> [Instruction]: Locate and copy each line in the data that contains the word "just".
═════ Entries ═════
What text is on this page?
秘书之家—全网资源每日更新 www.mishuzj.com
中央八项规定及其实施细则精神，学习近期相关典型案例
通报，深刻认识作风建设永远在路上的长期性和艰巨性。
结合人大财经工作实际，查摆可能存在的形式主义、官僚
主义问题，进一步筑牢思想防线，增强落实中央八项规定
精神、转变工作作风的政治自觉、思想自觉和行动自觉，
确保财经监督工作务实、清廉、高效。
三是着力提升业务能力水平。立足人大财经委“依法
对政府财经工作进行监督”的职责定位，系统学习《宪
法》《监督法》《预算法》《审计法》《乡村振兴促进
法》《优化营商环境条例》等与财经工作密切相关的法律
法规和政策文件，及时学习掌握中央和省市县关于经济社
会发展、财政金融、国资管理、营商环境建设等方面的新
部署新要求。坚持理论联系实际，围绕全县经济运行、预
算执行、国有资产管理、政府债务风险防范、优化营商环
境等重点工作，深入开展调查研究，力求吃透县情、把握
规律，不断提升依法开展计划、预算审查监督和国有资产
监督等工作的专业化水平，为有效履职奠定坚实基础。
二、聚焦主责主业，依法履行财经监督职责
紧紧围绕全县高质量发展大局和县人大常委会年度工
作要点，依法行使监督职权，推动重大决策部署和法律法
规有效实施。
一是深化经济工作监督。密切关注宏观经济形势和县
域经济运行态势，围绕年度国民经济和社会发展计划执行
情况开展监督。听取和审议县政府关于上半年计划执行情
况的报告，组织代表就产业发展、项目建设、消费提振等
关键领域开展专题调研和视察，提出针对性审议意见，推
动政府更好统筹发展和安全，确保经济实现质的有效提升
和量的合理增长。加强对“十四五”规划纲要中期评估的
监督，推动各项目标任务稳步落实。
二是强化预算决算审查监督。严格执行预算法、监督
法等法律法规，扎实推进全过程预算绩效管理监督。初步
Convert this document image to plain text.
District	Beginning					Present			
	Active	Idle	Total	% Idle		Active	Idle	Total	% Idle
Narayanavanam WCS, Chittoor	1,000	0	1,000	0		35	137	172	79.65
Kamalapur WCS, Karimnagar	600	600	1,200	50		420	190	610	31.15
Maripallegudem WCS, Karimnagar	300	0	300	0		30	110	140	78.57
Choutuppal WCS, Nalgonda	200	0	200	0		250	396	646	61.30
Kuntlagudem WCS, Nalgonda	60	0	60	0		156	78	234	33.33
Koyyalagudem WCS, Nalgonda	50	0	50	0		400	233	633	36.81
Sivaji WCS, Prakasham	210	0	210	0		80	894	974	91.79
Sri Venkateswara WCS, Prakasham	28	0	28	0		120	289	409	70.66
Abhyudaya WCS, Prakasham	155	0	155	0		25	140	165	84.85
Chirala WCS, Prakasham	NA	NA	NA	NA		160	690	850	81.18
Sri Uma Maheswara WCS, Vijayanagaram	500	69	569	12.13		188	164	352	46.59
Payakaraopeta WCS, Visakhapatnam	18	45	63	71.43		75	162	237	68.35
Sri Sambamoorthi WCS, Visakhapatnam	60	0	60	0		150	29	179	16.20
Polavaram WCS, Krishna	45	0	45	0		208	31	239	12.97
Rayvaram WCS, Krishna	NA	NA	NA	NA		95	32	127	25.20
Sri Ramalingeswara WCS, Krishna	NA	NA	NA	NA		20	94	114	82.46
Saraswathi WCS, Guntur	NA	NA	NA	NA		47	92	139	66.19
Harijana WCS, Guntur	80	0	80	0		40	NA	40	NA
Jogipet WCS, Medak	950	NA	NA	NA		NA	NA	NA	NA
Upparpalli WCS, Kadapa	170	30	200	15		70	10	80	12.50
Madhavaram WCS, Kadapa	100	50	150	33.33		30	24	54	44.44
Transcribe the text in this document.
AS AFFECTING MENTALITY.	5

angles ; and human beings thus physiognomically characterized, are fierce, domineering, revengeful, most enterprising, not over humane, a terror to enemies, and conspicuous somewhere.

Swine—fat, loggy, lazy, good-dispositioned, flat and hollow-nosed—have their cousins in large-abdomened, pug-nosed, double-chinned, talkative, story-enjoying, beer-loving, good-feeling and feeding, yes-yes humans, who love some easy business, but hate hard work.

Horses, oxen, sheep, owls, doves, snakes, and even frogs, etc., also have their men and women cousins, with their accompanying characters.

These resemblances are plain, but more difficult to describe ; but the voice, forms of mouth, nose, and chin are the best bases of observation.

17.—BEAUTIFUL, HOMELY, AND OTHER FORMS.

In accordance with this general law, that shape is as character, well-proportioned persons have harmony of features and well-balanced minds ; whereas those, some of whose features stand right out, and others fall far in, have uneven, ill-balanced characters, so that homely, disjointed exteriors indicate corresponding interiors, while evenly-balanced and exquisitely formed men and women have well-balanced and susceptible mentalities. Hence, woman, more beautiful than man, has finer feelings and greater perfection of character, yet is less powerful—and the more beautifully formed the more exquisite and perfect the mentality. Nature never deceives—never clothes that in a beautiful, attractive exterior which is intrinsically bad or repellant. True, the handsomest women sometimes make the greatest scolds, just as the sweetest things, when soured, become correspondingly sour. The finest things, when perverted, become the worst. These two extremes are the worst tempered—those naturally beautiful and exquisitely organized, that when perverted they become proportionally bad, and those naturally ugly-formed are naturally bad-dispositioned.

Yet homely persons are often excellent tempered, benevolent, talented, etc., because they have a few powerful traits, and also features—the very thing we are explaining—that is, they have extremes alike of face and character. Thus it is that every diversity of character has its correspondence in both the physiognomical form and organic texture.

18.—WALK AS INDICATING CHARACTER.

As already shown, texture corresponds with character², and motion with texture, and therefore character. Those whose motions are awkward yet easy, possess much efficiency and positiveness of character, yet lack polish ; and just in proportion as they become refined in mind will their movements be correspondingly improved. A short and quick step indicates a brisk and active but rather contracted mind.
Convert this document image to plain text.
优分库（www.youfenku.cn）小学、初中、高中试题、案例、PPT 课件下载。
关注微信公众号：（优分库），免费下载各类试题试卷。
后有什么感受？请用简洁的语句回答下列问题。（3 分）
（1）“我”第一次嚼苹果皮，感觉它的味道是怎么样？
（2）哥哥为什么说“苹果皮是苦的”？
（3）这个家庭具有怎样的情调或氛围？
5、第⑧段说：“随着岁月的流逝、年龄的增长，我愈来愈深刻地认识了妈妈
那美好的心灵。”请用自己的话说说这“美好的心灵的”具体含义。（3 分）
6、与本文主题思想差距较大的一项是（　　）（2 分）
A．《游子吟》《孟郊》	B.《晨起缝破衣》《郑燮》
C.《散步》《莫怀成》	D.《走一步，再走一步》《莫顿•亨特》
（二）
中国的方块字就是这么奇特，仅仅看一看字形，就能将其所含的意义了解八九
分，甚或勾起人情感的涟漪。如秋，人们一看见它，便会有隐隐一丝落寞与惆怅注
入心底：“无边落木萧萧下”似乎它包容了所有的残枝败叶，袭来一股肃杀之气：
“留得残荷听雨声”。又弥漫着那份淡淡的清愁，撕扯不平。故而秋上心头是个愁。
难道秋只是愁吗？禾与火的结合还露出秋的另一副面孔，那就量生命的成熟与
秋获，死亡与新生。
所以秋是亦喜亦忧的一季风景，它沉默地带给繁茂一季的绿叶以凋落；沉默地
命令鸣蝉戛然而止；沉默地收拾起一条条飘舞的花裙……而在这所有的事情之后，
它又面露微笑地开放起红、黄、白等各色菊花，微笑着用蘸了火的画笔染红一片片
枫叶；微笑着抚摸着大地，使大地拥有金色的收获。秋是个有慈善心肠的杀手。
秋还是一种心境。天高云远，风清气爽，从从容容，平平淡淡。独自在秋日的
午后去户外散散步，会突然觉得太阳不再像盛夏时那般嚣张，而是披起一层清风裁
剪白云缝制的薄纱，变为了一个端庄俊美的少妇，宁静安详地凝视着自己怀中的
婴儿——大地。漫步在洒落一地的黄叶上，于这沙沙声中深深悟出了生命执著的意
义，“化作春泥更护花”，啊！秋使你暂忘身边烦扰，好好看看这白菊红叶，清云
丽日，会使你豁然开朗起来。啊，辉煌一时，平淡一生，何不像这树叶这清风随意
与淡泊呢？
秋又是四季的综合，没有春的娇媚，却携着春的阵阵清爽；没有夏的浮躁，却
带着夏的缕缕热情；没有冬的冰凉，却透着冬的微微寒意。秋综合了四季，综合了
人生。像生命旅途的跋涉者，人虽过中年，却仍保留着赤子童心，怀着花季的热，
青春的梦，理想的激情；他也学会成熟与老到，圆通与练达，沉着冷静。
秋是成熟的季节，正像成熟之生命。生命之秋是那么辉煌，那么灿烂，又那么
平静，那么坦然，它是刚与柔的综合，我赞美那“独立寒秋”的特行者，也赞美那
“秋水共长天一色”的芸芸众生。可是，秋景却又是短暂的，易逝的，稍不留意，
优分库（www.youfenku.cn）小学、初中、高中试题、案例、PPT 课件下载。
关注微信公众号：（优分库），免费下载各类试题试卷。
═════
> [Worked answer]:
In accordance with this general law, that shape is as character, well-proportioned persons have harmony of features and well-balanced minds ; whereas those, some of whose features stand right out, and others fall far in, have uneven, ill-balanced characters, so that homely, disjointed exteriors indicate corresponding interiors, while evenly-balanced and exquisitely formed men and women have well-balanced and susceptible mentalities. Hence, woman, more beautiful than man, has finer feelings and greater perfection of character, yet is less powerful—and the more beautifully formed the more exquisite and perfect the mentality. Nature never deceives—never clothes that in a beautiful, attractive exterior which is intrinsically bad or repellant. True, the handsomest women sometimes make the greatest scolds, just as the sweetest things, when soured, become correspondingly sour. The finest things, when perverted, become the worst. These two extremes are the worst tempered—those naturally beautiful and exquisitely organized, that when perverted they become proportionally bad, and those naturally ugly-formed are naturally bad-dispositioned.
As already shown, texture corresponds with character², and motion with texture, and therefore character. Those whose motions are awkward yet easy, possess much efficiency and positiveness of character, yet lack polish ; and just in proportion as they become refined in mind will their movements be correspondingly improved. A short and quick step indicates a brisk and active but rather contracted mind.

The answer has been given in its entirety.